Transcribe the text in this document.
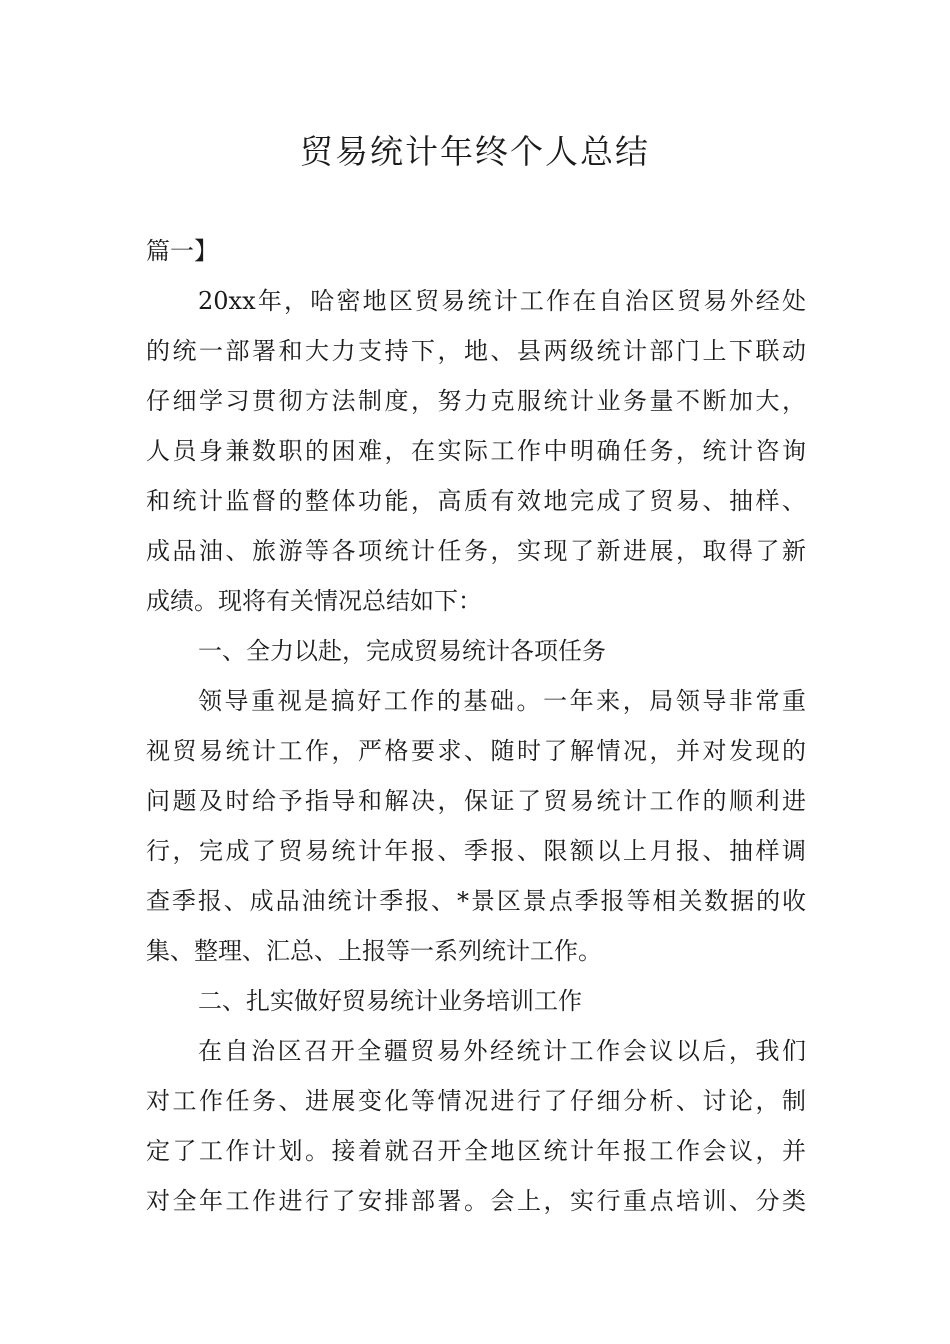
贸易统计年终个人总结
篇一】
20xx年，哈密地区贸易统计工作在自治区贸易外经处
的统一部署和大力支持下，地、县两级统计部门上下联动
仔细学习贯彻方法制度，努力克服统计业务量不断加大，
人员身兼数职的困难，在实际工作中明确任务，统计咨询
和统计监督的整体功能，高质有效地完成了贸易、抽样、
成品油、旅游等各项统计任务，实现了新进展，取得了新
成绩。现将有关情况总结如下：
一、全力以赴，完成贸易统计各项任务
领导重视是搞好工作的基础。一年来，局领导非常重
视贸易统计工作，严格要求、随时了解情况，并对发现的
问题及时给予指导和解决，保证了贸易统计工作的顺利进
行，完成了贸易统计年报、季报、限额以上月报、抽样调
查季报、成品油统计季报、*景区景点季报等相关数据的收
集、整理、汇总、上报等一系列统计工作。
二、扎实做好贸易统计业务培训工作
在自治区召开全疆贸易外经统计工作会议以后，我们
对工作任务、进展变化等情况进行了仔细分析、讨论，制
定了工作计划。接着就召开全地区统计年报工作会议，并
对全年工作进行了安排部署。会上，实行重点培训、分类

==

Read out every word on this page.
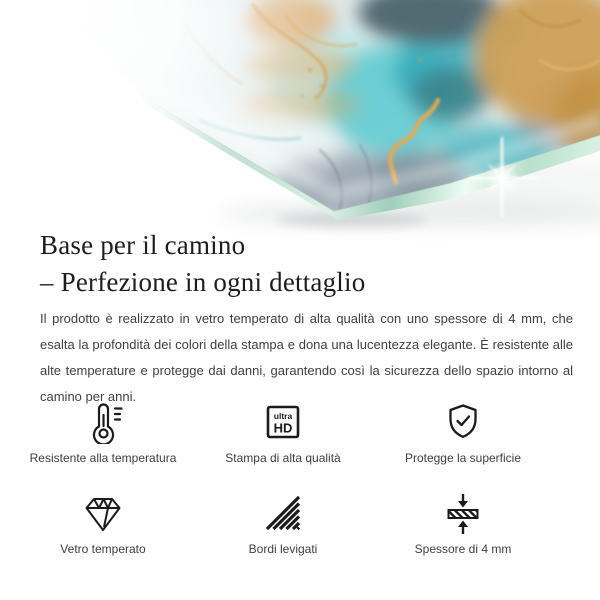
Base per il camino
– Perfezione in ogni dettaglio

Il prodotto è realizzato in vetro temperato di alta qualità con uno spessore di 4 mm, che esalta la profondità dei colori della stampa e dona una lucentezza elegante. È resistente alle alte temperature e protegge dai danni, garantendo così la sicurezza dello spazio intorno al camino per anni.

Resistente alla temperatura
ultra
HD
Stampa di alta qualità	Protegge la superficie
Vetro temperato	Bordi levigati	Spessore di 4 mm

...

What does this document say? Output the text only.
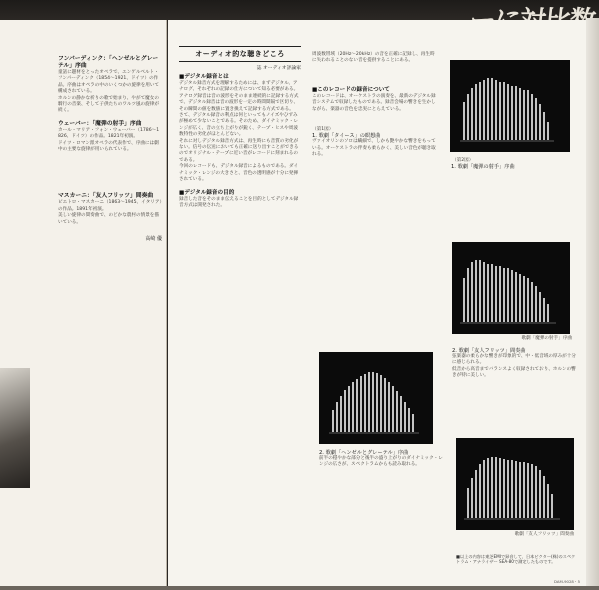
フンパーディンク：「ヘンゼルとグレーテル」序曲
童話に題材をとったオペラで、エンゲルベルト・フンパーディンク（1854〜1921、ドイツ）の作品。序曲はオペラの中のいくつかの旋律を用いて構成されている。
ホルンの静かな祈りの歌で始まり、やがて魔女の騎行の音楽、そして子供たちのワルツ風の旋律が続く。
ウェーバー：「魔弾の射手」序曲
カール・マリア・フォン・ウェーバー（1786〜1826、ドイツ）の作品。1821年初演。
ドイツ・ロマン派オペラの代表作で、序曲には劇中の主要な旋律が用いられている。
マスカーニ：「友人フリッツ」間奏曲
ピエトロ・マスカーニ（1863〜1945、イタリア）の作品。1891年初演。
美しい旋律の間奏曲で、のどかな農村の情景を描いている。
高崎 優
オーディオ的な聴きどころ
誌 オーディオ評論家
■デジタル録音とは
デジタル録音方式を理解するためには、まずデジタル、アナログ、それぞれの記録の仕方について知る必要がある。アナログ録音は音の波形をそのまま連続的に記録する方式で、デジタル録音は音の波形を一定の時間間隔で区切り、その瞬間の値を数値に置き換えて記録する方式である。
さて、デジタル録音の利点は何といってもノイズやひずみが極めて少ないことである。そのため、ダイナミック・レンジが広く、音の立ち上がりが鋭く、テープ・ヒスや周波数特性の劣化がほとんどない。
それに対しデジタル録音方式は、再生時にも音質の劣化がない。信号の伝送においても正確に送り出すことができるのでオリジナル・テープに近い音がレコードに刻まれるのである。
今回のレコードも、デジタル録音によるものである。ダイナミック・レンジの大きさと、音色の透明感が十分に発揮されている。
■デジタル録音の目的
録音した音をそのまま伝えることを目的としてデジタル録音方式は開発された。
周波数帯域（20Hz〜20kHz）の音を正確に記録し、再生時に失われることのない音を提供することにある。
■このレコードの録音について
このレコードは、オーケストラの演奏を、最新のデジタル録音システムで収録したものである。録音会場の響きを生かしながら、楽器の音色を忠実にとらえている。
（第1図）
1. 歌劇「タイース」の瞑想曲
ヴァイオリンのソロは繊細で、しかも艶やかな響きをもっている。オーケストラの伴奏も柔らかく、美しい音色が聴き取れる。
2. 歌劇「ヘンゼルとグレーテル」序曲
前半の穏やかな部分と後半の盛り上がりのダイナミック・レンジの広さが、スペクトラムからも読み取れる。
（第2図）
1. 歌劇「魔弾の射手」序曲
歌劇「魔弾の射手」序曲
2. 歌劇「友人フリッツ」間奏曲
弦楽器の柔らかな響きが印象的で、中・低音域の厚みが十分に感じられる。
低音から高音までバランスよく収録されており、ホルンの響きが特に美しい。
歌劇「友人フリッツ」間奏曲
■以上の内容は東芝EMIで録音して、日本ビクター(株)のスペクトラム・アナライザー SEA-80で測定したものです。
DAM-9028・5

### Work to be completed
Find every line in the records that has the string "text", then state how many there are and nothing else.

### Result of the exercise
2